- [What you have to do]
Write out each line in which the string "name" is present.

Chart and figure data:
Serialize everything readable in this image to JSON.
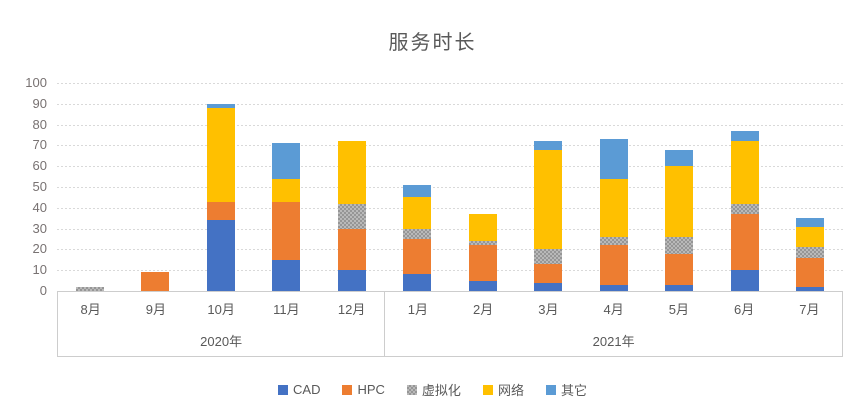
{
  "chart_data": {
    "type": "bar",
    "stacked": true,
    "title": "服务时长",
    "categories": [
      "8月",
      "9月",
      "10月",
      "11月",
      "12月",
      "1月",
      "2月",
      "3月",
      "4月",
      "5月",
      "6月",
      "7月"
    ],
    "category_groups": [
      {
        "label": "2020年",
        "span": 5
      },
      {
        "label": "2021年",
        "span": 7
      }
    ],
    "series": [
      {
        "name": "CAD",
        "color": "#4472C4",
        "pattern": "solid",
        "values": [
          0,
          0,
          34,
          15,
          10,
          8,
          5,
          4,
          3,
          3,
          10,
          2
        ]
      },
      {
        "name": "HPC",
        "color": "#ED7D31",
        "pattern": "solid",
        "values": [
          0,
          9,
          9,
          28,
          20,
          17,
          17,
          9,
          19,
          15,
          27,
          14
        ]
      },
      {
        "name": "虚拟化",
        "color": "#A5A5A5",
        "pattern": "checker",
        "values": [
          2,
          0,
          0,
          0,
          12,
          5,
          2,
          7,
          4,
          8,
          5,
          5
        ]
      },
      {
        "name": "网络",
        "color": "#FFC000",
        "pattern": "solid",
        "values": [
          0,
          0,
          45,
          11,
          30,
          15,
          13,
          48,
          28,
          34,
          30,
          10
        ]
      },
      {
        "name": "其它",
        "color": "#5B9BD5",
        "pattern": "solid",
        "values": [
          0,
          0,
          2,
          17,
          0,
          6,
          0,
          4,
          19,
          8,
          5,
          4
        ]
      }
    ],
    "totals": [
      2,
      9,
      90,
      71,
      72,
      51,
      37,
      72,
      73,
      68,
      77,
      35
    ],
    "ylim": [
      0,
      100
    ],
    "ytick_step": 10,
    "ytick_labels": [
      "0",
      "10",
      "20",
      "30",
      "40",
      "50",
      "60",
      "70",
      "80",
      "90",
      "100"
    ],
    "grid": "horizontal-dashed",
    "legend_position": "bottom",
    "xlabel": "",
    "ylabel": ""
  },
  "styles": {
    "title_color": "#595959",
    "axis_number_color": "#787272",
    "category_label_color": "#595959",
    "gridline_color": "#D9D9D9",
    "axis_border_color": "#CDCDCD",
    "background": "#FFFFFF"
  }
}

- [Solution to the problem]
        "name": "CAD",
        "name": "HPC",
        "name": "虚拟化",
        "name": "网络",
        "name": "其它",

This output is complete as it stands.